>>>>

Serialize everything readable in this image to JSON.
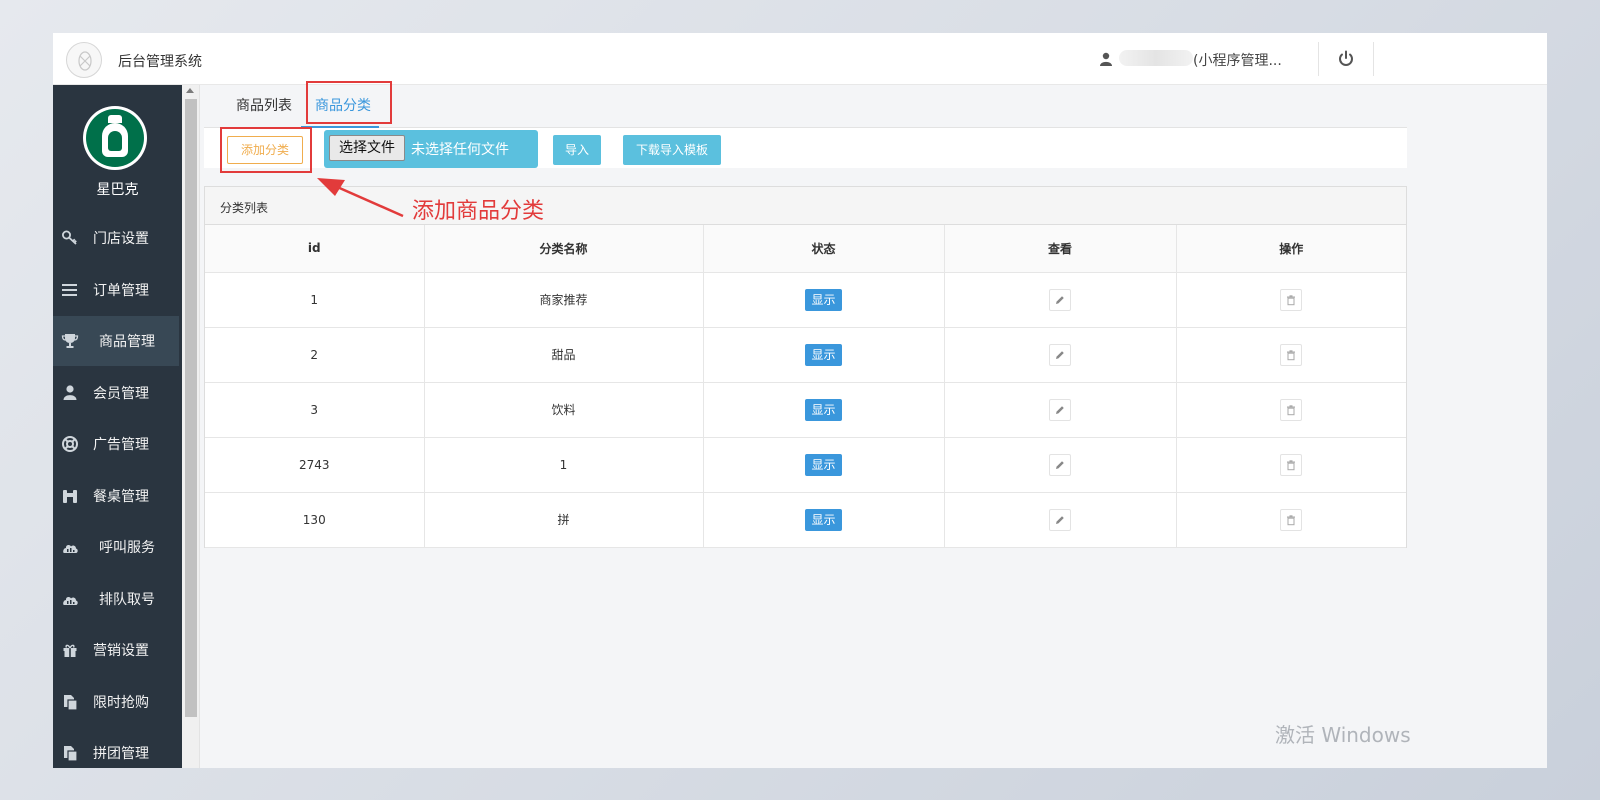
{
  "header": {
    "app_title": "后台管理系统",
    "user_name": "(小程序管理..."
  },
  "sidebar": {
    "brand_name": "星巴克",
    "items": [
      {
        "label": "门店设置",
        "icon": "key-icon"
      },
      {
        "label": "订单管理",
        "icon": "list-icon"
      },
      {
        "label": "商品管理",
        "icon": "trophy-icon",
        "active": true
      },
      {
        "label": "会员管理",
        "icon": "user-icon"
      },
      {
        "label": "广告管理",
        "icon": "lifebuoy-icon"
      },
      {
        "label": "餐桌管理",
        "icon": "binoculars-icon"
      },
      {
        "label": "呼叫服务",
        "icon": "cloud-icon"
      },
      {
        "label": "排队取号",
        "icon": "cloud-icon"
      },
      {
        "label": "营销设置",
        "icon": "gift-icon"
      },
      {
        "label": "限时抢购",
        "icon": "copy-icon"
      },
      {
        "label": "拼团管理",
        "icon": "copy-icon"
      }
    ]
  },
  "tabs": {
    "product_list": "商品列表",
    "product_category": "商品分类"
  },
  "toolbar": {
    "add_category": "添加分类",
    "choose_file": "选择文件",
    "no_file": "未选择任何文件",
    "import": "导入",
    "download_template": "下载导入模板"
  },
  "panel": {
    "title": "分类列表",
    "columns": [
      "id",
      "分类名称",
      "状态",
      "查看",
      "操作"
    ],
    "rows": [
      {
        "id": "1",
        "name": "商家推荐",
        "status": "显示"
      },
      {
        "id": "2",
        "name": "甜品",
        "status": "显示"
      },
      {
        "id": "3",
        "name": "饮料",
        "status": "显示"
      },
      {
        "id": "2743",
        "name": "1",
        "status": "显示"
      },
      {
        "id": "130",
        "name": "拼",
        "status": "显示"
      }
    ]
  },
  "annotation": {
    "text": "添加商品分类"
  },
  "watermark": "激活 Windows",
  "colors": {
    "sidebar_bg": "#2a3540",
    "accent_blue": "#3a97dc",
    "info_blue": "#5bc0de",
    "warning_orange": "#f0ad4e",
    "annotation_red": "#e23b3b"
  }
}
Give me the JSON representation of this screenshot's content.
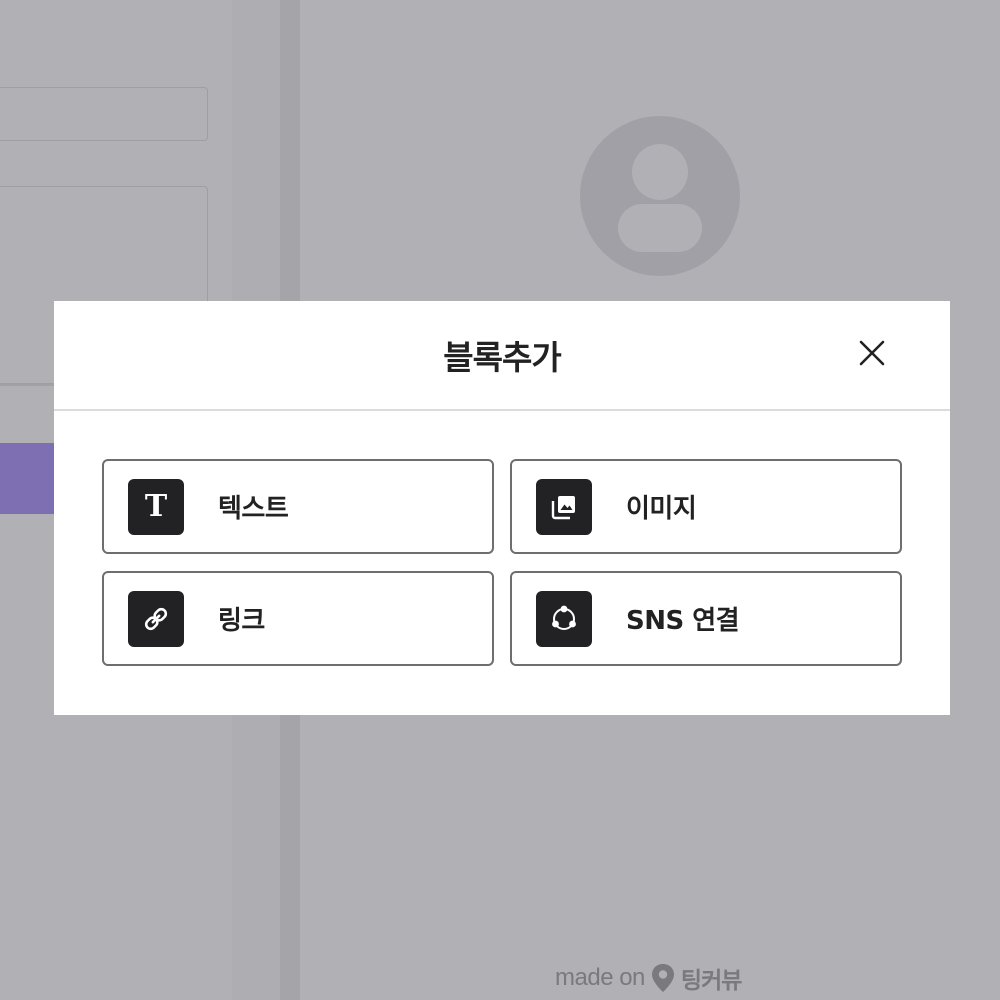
{
  "modal": {
    "title": "블록추가",
    "close_icon": "close-icon",
    "options": [
      {
        "label": "텍스트",
        "icon": "text-icon"
      },
      {
        "label": "이미지",
        "icon": "image-icon"
      },
      {
        "label": "링크",
        "icon": "link-icon"
      },
      {
        "label": "SNS 연결",
        "icon": "share-icon"
      }
    ]
  },
  "footer": {
    "made_on": "made on",
    "brand": "팅커뷰",
    "brand_icon": "location-pin-icon"
  },
  "colors": {
    "overlay_background": "#b1b0b5",
    "accent_purple": "#7e6fb3",
    "icon_tile": "#222225",
    "card_border": "#6e6e6e",
    "text_dark": "#222222"
  }
}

<<<<

Task to complete:
Output every entry word for word, but omit the pictures.

Task solution:
Serialize everything readable in this image to JSON.
{
  "header": {
    "app_title": "后台管理系统",
    "user_name": "(小程序管理..."
  },
  "sidebar": {
    "brand_name": "星巴克",
    "items": [
      {
        "label": "门店设置",
        "icon": "key-icon"
      },
      {
        "label": "订单管理",
        "icon": "list-icon"
      },
      {
        "label": "商品管理",
        "icon": "trophy-icon",
        "active": true
      },
      {
        "label": "会员管理",
        "icon": "user-icon"
      },
      {
        "label": "广告管理",
        "icon": "lifebuoy-icon"
      },
      {
        "label": "餐桌管理",
        "icon": "binoculars-icon"
      },
      {
        "label": "呼叫服务",
        "icon": "cloud-icon"
      },
      {
        "label": "排队取号",
        "icon": "cloud-icon"
      },
      {
        "label": "营销设置",
        "icon": "gift-icon"
      },
      {
        "label": "限时抢购",
        "icon": "copy-icon"
      },
      {
        "label": "拼团管理",
        "icon": "copy-icon"
      }
    ]
  },
  "tabs": {
    "product_list": "商品列表",
    "product_category": "商品分类"
  },
  "toolbar": {
    "add_category": "添加分类",
    "choose_file": "选择文件",
    "no_file": "未选择任何文件",
    "import": "导入",
    "download_template": "下载导入模板"
  },
  "panel": {
    "title": "分类列表",
    "columns": [
      "id",
      "分类名称",
      "状态",
      "查看",
      "操作"
    ],
    "rows": [
      {
        "id": "1",
        "name": "商家推荐",
        "status": "显示"
      },
      {
        "id": "2",
        "name": "甜品",
        "status": "显示"
      },
      {
        "id": "3",
        "name": "饮料",
        "status": "显示"
      },
      {
        "id": "2743",
        "name": "1",
        "status": "显示"
      },
      {
        "id": "130",
        "name": "拼",
        "status": "显示"
      }
    ]
  },
  "annotation": {
    "text": "添加商品分类"
  },
  "watermark": "激活 Windows",
  "colors": {
    "sidebar_bg": "#2a3540",
    "accent_blue": "#3a97dc",
    "info_blue": "#5bc0de",
    "warning_orange": "#f0ad4e",
    "annotation_red": "#e23b3b"
  }
}
Give me the JSON representation of this screenshot's content.
{
  "modal": {
    "title": "블록추가",
    "close_icon": "close-icon",
    "options": [
      {
        "label": "텍스트",
        "icon": "text-icon"
      },
      {
        "label": "이미지",
        "icon": "image-icon"
      },
      {
        "label": "링크",
        "icon": "link-icon"
      },
      {
        "label": "SNS 연결",
        "icon": "share-icon"
      }
    ]
  },
  "footer": {
    "made_on": "made on",
    "brand": "팅커뷰",
    "brand_icon": "location-pin-icon"
  },
  "colors": {
    "overlay_background": "#b1b0b5",
    "accent_purple": "#7e6fb3",
    "icon_tile": "#222225",
    "card_border": "#6e6e6e",
    "text_dark": "#222222"
  }
}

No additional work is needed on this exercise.